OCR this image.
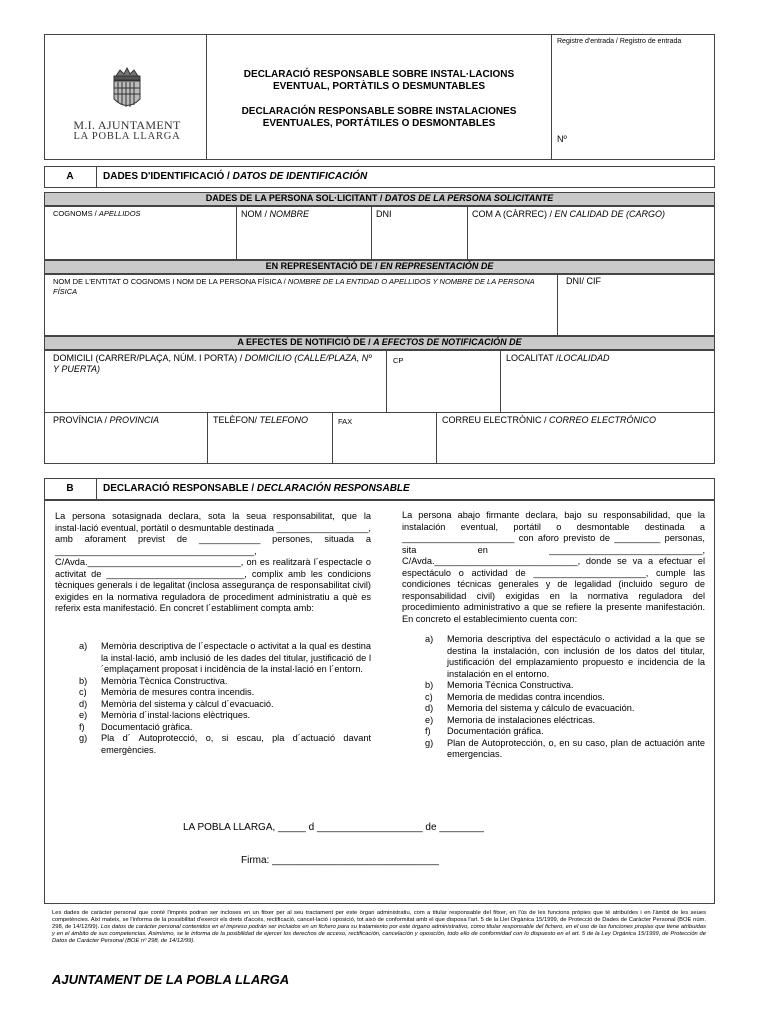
M.I. AJUNTAMENT
LA POBLA LLARGA
DECLARACIÓ RESPONSABLE SOBRE INSTAL·LACIONS
EVENTUAL, PORTÀTILS O DESMUNTABLES
DECLARACIÓN RESPONSABLE SOBRE INSTALACIONES
EVENTUALES, PORTÁTILES O DESMONTABLES
Registre d'entrada / Registro de entrada
Nº
A	DADES D'IDENTIFICACIÓ / DATOS DE IDENTIFICACIÓN
DADES DE LA PERSONA SOL·LICITANT / DATOS DE LA PERSONA SOLICITANTE
COGNOMS / APELLIDOS	NOM / NOMBRE	DNI	COM A (CÀRREC) / EN CALIDAD DE (CARGO)
EN REPRESENTACIÓ DE / EN REPRESENTACIÓN DE
NOM DE L'ENTITAT O COGNOMS I NOM DE LA PERSONA FÍSICA / NOMBRE DE LA ENTIDAD O APELLIDOS Y NOMBRE DE LA PERSONA FÍSICA
DNI/ CIF
A EFECTES DE NOTIFICIÓ DE / A EFECTOS DE NOTIFICACIÓN DE
DOMICILI (CARRER/PLAÇA, NÚM. I PORTA) / DOMICILIO (CALLE/PLAZA, Nº Y PUERTA)
CP	LOCALITAT /LOCALIDAD
PROVÍNCIA / PROVINCIA	TELÈFON/ TELEFONO	FAX	CORREU ELECTRÒNIC / CORREO ELECTRÓNICO
B	DECLARACIÓ RESPONSABLE / DECLARACIÓN RESPONSABLE
La persona sotasignada declara, sota la seua responsabilitat, que la instal·lació eventual, portàtil o desmuntable destinada __________________, amb aforament previst de ____________ persones, situada a _______________________________________, C/Avda.______________________________, on es realitzarà l´espectacle o activitat de ___________________________, complix amb les condicions tècniques generals i de legalitat (inclosa assegurança de responsabilitat civil) exigides en la normativa reguladora de procediment administratiu a què es referix esta manifestació. En concret l´establiment compta amb:
a)	Memòria descriptiva de l´espectacle o activitat a la qual es destina la instal·lació, amb inclusió de les dades del titular, justificació de l´emplaçament proposat i incidència de la instal·lació en l´entorn.
b)	Memòria Tècnica Constructiva.
c)	Memòria de mesures contra incendis.
d)	Memòria del sistema y càlcul d´evacuació.
e)	Memòria d´instal·lacions elèctriques.
f)	Documentació gràfica.
g)	Pla d´ Autoprotecció, o, si escau, pla d´actuació davant emergències.
La persona abajo firmante declara, bajo su responsabilidad, que la instalación eventual, portátil o desmontable destinada a ______________________ con aforo previsto de _________ personas, sita en ______________________________, C/Avda.____________________________, donde se va a efectuar el espectáculo o actividad de ______________________, cumple las condiciones técnicas generales y de legalidad (incluido seguro de responsabilidad civil) exigidas en la normativa reguladora del procedimiento administrativo a que se refiere la presente manifestación. En concreto el establecimiento cuenta con:
a)	Memoria descriptiva del espectáculo o actividad a la que se destina la instalación, con inclusión de los datos del titular, justificación del emplazamiento propuesto e incidencia de la instalación en el entorno.
b)	Memoria Técnica Constructiva.
c)	Memoria de medidas contra incendios.
d)	Memoria del sistema y cálculo de evacuación.
e)	Memoria de instalaciones eléctricas.
f)	Documentación gráfica.
g)	Plan de Autoprotección, o, en su caso, plan de actuación ante emergencias.
LA POBLA LLARGA, _____ d ___________________ de ________
Firma: ______________________________
Les dades de caràcter personal que conté l'imprés podran ser incloses en un fitxer per al seu tractament per este òrgan administratiu, com a titular responsable del fitxer, en l'ús de les funcions pròpies que té atribuïdes i en l'àmbit de les seues competències. Així mateix, se l'informa de la possibilitat d'exercir els drets d'accés, rectificació, cancel·lació i oposició, tot això de conformitat amb el que disposa l'art. 5 de la Llei Orgànica 15/1999, de Protecció de Dades de Caràcter Personal (BOE núm. 298, de 14/12/99). Los datos de carácter personal contenidos en el impreso podrán ser incluidos en un fichero para su tratamiento por este órgano administrativo, como titular responsable del fichero, en el uso de las funciones propias que tiene atribuidas y en el ámbito de sus competencias. Asimismo, se le informa de la posibilidad de ejercer los derechos de acceso, rectificación, cancelación y oposición, todo ello de conformidad con lo dispuesto en el art. 5 de la Ley Orgánica 15/1999, de Protección de Datos de Carácter Personal (BOE nº 298, de 14/12/99).
AJUNTAMENT DE LA POBLA LLARGA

### What is required
Leave the pictures out and write out every entry exactly as given.

### Full output
OCR this image.
M.I. AJUNTAMENT
LA POBLA LLARGA
DECLARACIÓ RESPONSABLE SOBRE INSTAL·LACIONS
EVENTUAL, PORTÀTILS O DESMUNTABLES
DECLARACIÓN RESPONSABLE SOBRE INSTALACIONES
EVENTUALES, PORTÁTILES O DESMONTABLES
Registre d'entrada / Registro de entrada
Nº
A	DADES D'IDENTIFICACIÓ / DATOS DE IDENTIFICACIÓN
DADES DE LA PERSONA SOL·LICITANT / DATOS DE LA PERSONA SOLICITANTE
COGNOMS / APELLIDOS	NOM / NOMBRE	DNI	COM A (CÀRREC) / EN CALIDAD DE (CARGO)
EN REPRESENTACIÓ DE / EN REPRESENTACIÓN DE
NOM DE L'ENTITAT O COGNOMS I NOM DE LA PERSONA FÍSICA / NOMBRE DE LA ENTIDAD O APELLIDOS Y NOMBRE DE LA PERSONA FÍSICA
DNI/ CIF
A EFECTES DE NOTIFICIÓ DE / A EFECTOS DE NOTIFICACIÓN DE
DOMICILI (CARRER/PLAÇA, NÚM. I PORTA) / DOMICILIO (CALLE/PLAZA, Nº Y PUERTA)
CP	LOCALITAT /LOCALIDAD
PROVÍNCIA / PROVINCIA	TELÈFON/ TELEFONO	FAX	CORREU ELECTRÒNIC / CORREO ELECTRÓNICO
B	DECLARACIÓ RESPONSABLE / DECLARACIÓN RESPONSABLE
La persona sotasignada declara, sota la seua responsabilitat, que la instal·lació eventual, portàtil o desmuntable destinada __________________, amb aforament previst de ____________ persones, situada a _______________________________________, C/Avda.______________________________, on es realitzarà l´espectacle o activitat de ___________________________, complix amb les condicions tècniques generals i de legalitat (inclosa assegurança de responsabilitat civil) exigides en la normativa reguladora de procediment administratiu a què es referix esta manifestació. En concret l´establiment compta amb:
a)	Memòria descriptiva de l´espectacle o activitat a la qual es destina la instal·lació, amb inclusió de les dades del titular, justificació de l´emplaçament proposat i incidència de la instal·lació en l´entorn.
b)	Memòria Tècnica Constructiva.
c)	Memòria de mesures contra incendis.
d)	Memòria del sistema y càlcul d´evacuació.
e)	Memòria d´instal·lacions elèctriques.
f)	Documentació gràfica.
g)	Pla d´ Autoprotecció, o, si escau, pla d´actuació davant emergències.
La persona abajo firmante declara, bajo su responsabilidad, que la instalación eventual, portátil o desmontable destinada a ______________________ con aforo previsto de _________ personas, sita en ______________________________, C/Avda.____________________________, donde se va a efectuar el espectáculo o actividad de ______________________, cumple las condiciones técnicas generales y de legalidad (incluido seguro de responsabilidad civil) exigidas en la normativa reguladora del procedimiento administrativo a que se refiere la presente manifestación. En concreto el establecimiento cuenta con:
a)	Memoria descriptiva del espectáculo o actividad a la que se destina la instalación, con inclusión de los datos del titular, justificación del emplazamiento propuesto e incidencia de la instalación en el entorno.
b)	Memoria Técnica Constructiva.
c)	Memoria de medidas contra incendios.
d)	Memoria del sistema y cálculo de evacuación.
e)	Memoria de instalaciones eléctricas.
f)	Documentación gráfica.
g)	Plan de Autoprotección, o, en su caso, plan de actuación ante emergencias.
LA POBLA LLARGA, _____ d ___________________ de ________
Firma: ______________________________
Les dades de caràcter personal que conté l'imprés podran ser incloses en un fitxer per al seu tractament per este òrgan administratiu, com a titular responsable del fitxer, en l'ús de les funcions pròpies que té atribuïdes i en l'àmbit de les seues competències. Així mateix, se l'informa de la possibilitat d'exercir els drets d'accés, rectificació, cancel·lació i oposició, tot això de conformitat amb el que disposa l'art. 5 de la Llei Orgànica 15/1999, de Protecció de Dades de Caràcter Personal (BOE núm. 298, de 14/12/99). Los datos de carácter personal contenidos en el impreso podrán ser incluidos en un fichero para su tratamiento por este órgano administrativo, como titular responsable del fichero, en el uso de las funciones propias que tiene atribuidas y en el ámbito de sus competencias. Asimismo, se le informa de la posibilidad de ejercer los derechos de acceso, rectificación, cancelación y oposición, todo ello de conformidad con lo dispuesto en el art. 5 de la Ley Orgánica 15/1999, de Protección de Datos de Carácter Personal (BOE nº 298, de 14/12/99).
AJUNTAMENT DE LA POBLA LLARGA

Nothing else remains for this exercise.